== WHAT TO PRODUCE ==
Each line of the records that holds the word "Viral" should be copied out.

===== EXTRACTED DATA

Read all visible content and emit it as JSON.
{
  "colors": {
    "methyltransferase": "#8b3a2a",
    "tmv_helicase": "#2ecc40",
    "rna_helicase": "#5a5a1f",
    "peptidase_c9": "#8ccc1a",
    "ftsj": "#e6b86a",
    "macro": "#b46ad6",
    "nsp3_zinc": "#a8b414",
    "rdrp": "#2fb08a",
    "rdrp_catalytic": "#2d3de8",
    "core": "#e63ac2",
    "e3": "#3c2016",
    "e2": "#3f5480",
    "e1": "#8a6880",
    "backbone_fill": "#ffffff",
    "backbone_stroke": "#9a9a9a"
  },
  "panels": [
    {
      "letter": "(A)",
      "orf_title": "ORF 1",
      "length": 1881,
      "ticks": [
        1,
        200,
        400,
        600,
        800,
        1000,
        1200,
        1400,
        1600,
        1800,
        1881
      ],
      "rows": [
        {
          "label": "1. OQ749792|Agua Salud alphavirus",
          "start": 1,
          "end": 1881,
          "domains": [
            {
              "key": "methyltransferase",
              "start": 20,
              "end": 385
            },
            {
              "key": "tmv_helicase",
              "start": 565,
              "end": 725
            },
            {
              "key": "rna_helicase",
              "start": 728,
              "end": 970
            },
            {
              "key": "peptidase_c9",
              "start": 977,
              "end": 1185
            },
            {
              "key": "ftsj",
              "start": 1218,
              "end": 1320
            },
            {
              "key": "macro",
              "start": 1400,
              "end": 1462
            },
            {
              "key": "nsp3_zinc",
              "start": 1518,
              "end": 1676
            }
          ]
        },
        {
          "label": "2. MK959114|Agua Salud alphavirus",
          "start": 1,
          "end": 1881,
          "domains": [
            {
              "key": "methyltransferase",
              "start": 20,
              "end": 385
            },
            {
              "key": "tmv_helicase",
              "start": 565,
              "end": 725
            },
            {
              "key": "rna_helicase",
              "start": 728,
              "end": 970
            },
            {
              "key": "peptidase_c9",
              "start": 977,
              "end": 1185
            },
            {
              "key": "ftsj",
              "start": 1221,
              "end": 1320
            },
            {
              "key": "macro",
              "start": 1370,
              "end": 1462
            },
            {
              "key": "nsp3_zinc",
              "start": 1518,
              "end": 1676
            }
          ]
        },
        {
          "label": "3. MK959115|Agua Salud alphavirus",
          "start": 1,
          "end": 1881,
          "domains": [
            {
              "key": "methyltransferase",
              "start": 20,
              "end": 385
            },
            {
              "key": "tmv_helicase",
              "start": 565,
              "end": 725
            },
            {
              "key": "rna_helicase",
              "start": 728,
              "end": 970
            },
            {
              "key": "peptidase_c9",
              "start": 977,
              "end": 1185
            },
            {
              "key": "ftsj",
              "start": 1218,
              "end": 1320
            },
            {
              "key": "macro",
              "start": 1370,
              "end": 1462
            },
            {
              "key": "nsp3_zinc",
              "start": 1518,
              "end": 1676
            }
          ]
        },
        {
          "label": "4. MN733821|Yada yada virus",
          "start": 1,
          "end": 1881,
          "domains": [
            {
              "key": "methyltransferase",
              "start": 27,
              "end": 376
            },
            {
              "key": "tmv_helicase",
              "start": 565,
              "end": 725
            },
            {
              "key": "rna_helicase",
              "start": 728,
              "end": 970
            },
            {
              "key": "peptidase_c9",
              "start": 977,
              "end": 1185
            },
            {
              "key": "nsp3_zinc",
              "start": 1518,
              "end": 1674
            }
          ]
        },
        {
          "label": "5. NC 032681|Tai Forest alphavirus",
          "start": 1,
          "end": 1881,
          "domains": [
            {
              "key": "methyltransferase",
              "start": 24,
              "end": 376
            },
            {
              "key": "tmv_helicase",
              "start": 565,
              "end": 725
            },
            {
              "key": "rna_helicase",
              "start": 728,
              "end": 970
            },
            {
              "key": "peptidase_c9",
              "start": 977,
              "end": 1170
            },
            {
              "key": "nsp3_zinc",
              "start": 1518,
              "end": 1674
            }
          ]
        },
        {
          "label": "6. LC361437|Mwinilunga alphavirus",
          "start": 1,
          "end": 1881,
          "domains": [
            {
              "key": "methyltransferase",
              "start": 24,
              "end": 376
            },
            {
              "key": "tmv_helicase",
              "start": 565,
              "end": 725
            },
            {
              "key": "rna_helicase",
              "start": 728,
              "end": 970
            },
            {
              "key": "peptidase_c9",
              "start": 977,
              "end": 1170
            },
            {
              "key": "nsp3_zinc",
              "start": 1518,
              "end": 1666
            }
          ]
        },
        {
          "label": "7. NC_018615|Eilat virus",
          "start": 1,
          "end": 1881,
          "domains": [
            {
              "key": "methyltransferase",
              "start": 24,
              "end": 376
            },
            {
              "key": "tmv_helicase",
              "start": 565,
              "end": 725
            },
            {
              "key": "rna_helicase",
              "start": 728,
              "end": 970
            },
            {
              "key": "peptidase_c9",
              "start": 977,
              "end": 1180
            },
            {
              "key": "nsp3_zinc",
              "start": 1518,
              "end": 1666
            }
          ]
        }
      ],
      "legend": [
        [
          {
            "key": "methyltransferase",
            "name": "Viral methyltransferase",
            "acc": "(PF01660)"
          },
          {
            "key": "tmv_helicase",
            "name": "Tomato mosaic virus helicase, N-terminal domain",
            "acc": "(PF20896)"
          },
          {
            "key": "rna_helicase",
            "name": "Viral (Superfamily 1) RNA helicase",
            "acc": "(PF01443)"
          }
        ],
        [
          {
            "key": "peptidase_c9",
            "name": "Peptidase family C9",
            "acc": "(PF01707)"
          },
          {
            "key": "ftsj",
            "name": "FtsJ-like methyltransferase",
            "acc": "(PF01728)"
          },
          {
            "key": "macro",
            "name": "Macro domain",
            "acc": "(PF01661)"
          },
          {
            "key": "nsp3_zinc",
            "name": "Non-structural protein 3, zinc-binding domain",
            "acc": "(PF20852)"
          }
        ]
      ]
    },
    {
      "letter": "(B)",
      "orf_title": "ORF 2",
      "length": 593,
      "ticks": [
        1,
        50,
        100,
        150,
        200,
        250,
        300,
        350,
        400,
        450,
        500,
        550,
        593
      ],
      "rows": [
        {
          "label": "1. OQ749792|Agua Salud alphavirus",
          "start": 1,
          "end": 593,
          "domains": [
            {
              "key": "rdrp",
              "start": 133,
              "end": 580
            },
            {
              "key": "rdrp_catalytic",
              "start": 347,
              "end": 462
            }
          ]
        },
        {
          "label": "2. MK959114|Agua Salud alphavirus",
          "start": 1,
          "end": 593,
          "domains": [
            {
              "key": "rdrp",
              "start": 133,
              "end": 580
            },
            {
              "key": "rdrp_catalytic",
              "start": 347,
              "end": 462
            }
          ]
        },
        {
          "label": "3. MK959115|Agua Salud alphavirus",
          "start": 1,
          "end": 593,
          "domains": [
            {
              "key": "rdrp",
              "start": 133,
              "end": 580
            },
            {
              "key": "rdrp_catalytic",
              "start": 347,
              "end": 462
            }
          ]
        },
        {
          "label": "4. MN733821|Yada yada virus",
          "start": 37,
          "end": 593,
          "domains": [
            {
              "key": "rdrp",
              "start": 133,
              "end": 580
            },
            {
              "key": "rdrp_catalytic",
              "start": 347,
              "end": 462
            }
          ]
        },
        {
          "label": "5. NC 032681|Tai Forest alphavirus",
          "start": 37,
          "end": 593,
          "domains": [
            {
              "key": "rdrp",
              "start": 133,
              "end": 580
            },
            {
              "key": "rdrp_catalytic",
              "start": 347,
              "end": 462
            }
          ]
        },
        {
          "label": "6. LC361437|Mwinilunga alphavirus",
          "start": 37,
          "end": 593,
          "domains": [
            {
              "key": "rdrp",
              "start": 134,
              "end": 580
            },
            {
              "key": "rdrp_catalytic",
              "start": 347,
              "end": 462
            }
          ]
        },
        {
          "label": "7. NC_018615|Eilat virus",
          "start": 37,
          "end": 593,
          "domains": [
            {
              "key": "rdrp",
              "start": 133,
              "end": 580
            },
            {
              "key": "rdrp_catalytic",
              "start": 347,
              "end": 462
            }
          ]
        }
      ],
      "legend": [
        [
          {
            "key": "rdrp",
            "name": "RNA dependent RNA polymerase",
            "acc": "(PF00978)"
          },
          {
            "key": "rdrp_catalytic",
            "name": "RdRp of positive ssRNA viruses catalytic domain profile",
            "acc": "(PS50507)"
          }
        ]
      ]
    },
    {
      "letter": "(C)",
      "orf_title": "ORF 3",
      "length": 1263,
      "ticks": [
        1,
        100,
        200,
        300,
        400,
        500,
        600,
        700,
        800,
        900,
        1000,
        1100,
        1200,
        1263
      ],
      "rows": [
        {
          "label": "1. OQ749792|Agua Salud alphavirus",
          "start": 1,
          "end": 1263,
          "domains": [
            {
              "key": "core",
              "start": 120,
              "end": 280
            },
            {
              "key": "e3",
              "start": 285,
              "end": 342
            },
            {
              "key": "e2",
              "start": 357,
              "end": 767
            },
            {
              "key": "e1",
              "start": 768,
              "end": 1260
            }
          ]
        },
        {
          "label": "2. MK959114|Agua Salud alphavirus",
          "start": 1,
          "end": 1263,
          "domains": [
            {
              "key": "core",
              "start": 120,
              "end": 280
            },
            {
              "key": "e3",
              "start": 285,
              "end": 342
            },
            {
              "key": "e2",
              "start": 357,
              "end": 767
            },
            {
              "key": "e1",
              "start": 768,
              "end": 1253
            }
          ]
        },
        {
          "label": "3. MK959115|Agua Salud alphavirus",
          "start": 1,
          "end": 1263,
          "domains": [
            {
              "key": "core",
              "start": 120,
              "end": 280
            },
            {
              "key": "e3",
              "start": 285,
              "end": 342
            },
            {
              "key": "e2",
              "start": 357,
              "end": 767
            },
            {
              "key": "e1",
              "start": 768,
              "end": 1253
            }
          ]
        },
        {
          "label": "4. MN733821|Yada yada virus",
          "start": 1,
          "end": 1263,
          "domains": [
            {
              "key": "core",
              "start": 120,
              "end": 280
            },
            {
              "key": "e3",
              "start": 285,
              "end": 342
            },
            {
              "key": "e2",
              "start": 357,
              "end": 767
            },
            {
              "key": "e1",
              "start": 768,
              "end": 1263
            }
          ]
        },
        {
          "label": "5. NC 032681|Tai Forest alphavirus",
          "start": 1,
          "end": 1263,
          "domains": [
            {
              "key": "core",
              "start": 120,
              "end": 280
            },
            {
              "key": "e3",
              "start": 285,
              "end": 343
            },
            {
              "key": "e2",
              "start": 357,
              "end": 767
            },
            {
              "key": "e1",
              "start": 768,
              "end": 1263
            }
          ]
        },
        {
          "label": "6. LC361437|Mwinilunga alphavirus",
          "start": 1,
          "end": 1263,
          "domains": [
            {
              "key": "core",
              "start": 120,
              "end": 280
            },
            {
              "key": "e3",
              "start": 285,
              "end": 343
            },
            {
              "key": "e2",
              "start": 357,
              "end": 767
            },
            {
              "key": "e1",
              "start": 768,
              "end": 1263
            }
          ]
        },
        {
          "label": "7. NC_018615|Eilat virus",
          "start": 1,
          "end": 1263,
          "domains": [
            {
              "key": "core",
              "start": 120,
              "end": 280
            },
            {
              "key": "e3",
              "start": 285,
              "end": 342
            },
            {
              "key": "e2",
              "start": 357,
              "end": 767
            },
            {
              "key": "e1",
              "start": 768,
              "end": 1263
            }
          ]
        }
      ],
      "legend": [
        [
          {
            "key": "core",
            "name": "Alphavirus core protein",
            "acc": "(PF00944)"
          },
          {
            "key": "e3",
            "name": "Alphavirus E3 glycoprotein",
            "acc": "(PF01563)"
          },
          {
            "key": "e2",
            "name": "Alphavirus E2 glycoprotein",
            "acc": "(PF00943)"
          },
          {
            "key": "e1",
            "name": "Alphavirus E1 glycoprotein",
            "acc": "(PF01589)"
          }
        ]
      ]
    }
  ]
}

==========

== RESULT OF THE EXERCISE ==
            "name": "Viral methyltransferase",
            "name": "Viral (Superfamily 1) RNA helicase",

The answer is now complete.